Locate each line in the records containing "issues". Copy it.

— START OF Entries provided —

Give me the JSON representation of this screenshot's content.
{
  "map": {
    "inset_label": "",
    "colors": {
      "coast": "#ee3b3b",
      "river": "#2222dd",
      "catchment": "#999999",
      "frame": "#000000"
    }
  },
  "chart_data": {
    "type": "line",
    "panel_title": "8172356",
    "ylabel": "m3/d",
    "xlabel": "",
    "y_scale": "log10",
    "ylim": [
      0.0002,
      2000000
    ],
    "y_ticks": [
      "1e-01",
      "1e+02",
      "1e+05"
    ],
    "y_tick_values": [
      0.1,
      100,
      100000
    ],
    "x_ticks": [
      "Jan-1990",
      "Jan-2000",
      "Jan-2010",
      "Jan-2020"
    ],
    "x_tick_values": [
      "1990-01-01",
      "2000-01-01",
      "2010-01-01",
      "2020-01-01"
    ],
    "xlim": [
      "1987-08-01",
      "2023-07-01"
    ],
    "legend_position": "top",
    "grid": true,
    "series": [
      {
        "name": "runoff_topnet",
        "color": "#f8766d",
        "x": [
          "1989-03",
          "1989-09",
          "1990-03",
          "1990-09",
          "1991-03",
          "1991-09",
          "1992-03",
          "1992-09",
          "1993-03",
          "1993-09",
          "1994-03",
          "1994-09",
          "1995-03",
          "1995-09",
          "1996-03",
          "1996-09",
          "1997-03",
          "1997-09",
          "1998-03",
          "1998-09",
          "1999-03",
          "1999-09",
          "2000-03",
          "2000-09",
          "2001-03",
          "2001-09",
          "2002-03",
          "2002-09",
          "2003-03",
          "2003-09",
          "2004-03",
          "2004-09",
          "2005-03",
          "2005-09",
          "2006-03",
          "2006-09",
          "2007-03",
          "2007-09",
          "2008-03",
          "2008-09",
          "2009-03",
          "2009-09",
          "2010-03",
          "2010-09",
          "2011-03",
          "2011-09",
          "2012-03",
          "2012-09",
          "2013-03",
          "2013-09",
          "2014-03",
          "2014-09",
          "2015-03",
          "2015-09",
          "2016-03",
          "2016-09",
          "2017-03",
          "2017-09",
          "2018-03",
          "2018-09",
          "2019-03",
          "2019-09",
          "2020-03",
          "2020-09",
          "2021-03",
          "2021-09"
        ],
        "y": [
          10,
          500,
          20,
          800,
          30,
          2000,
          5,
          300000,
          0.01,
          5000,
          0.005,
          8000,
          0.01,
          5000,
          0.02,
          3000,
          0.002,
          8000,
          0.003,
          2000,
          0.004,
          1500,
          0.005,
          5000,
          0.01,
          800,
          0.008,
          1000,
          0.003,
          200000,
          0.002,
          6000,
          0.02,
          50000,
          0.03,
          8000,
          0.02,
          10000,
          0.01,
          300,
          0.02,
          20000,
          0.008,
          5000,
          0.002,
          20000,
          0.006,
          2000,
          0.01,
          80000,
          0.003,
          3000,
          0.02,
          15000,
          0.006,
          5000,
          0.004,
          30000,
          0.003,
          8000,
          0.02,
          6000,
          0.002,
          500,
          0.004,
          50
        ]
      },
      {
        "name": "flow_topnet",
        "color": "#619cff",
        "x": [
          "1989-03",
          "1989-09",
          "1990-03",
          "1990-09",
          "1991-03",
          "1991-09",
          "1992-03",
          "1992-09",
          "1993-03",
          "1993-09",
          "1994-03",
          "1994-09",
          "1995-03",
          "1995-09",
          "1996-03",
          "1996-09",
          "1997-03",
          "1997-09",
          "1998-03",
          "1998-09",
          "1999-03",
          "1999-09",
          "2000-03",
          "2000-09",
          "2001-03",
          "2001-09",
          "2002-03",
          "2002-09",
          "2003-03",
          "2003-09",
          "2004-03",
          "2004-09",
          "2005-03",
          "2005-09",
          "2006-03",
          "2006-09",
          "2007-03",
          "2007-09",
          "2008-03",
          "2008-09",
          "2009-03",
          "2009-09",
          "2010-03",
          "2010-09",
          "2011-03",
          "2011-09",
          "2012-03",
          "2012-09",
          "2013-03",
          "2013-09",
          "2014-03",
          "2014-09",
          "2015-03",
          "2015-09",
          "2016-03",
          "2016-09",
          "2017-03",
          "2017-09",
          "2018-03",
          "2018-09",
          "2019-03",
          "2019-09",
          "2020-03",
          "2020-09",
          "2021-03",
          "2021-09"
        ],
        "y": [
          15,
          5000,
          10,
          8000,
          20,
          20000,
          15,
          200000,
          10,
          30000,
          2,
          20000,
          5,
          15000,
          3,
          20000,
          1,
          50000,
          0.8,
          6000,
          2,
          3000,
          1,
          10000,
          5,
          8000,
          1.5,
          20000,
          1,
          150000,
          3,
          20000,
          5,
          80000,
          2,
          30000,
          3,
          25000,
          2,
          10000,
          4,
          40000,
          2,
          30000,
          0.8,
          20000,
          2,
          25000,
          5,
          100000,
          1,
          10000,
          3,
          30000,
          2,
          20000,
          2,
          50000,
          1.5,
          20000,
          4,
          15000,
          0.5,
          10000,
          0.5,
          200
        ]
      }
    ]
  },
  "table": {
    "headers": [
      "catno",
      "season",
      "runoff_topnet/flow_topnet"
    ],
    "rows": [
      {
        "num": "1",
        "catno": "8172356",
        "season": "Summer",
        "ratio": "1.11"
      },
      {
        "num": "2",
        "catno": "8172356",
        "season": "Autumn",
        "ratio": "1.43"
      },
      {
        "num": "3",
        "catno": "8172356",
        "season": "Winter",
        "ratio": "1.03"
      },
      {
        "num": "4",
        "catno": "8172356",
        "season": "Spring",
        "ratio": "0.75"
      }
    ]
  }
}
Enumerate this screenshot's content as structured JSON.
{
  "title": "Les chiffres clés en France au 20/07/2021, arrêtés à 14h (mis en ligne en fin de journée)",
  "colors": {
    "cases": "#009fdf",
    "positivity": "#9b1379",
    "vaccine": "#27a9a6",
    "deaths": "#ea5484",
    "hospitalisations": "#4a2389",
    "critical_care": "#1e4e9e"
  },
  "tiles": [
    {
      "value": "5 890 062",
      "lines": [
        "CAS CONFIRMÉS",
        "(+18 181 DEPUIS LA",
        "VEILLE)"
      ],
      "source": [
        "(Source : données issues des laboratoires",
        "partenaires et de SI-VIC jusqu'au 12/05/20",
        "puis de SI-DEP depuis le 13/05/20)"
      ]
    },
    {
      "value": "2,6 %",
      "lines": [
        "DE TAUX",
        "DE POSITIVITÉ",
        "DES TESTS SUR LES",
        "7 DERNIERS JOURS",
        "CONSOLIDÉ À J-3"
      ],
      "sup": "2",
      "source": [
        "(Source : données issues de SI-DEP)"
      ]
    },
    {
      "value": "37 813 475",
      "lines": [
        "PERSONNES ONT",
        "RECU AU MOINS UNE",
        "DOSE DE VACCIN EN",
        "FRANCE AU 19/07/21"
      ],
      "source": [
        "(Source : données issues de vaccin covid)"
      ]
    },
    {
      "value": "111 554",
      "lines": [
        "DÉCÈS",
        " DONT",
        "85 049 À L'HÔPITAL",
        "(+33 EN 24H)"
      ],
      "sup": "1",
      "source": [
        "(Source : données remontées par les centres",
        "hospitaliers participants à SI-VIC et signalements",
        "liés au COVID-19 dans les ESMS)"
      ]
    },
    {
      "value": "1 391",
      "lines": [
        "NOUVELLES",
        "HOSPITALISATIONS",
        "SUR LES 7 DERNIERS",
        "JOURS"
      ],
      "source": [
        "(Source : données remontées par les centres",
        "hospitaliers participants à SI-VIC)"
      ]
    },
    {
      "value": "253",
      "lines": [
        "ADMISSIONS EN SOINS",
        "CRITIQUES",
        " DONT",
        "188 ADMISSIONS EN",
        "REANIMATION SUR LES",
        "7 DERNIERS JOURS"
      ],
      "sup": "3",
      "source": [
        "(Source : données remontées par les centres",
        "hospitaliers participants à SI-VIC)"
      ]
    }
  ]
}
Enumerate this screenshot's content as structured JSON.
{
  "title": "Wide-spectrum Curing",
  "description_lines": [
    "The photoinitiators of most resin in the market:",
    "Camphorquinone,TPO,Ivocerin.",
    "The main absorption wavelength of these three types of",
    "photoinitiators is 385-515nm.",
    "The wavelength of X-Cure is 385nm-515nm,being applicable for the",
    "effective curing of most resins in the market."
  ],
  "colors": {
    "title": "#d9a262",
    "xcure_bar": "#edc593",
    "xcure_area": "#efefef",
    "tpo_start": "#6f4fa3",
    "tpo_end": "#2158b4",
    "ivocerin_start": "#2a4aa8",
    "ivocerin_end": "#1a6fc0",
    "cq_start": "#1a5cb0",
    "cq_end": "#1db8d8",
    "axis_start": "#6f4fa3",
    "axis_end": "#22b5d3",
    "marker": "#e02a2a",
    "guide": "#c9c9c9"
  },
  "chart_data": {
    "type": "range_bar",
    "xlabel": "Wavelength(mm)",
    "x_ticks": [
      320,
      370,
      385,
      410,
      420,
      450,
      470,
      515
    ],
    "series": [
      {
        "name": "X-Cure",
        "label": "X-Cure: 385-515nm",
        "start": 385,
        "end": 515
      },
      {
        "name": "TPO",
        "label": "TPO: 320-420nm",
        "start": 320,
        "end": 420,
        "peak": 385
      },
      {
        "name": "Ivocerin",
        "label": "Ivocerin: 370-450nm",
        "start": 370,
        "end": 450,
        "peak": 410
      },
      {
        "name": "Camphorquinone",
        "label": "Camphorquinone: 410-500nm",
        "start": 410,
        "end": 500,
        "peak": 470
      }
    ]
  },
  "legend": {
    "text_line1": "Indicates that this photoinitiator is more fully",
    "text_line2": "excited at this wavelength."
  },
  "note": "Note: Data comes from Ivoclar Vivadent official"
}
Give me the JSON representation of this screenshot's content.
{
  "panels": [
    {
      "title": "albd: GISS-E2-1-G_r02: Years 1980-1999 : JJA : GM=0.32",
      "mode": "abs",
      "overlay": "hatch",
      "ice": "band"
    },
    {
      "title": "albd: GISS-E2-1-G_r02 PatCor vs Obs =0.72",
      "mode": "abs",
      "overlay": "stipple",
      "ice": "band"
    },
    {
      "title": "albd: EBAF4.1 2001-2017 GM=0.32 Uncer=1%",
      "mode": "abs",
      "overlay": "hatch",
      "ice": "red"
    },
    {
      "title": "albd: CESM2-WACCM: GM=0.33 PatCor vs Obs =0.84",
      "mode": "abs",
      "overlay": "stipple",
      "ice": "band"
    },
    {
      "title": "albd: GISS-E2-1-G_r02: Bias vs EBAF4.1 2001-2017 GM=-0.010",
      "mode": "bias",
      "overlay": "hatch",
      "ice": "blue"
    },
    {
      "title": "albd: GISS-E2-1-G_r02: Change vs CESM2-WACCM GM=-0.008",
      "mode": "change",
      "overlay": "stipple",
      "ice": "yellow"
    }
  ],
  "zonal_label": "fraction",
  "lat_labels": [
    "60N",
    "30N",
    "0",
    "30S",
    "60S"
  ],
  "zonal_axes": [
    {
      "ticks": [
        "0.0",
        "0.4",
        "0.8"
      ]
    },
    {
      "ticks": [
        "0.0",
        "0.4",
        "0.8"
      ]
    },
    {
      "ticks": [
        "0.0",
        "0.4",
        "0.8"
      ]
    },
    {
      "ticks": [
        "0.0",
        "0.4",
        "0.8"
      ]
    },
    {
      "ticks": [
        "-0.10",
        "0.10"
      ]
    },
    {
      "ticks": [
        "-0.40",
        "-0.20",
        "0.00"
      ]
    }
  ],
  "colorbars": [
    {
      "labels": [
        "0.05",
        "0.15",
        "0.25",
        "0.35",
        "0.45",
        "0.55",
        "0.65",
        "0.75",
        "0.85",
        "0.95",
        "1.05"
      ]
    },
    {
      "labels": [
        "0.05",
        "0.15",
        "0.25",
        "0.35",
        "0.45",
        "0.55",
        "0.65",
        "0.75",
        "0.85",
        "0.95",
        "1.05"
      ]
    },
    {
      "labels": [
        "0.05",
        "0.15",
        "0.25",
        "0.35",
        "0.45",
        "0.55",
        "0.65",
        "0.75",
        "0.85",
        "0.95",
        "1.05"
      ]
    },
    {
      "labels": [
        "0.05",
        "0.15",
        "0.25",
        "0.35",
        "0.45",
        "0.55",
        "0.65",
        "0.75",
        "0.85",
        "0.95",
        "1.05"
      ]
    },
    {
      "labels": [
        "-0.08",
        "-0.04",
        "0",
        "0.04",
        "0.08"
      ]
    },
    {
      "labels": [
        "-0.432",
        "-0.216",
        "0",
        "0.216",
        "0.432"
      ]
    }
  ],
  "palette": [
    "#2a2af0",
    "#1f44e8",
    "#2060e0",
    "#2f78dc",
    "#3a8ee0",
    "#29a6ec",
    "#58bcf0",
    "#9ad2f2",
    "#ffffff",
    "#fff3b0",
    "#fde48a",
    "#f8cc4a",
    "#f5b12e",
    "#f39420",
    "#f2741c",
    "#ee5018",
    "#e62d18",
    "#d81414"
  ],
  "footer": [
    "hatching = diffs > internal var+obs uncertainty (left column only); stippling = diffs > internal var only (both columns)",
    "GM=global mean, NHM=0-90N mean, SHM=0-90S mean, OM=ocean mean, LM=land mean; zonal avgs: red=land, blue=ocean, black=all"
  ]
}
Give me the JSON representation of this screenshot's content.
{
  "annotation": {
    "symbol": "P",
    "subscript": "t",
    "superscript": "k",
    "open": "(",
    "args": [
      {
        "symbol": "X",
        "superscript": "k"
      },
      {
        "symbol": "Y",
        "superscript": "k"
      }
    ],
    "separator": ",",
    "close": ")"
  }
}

— END OF Entries provided —

— Problem solution —
        "(Source : données issues des laboratoires",
        "(Source : données issues de SI-DEP)"
        "(Source : données issues de vaccin covid)"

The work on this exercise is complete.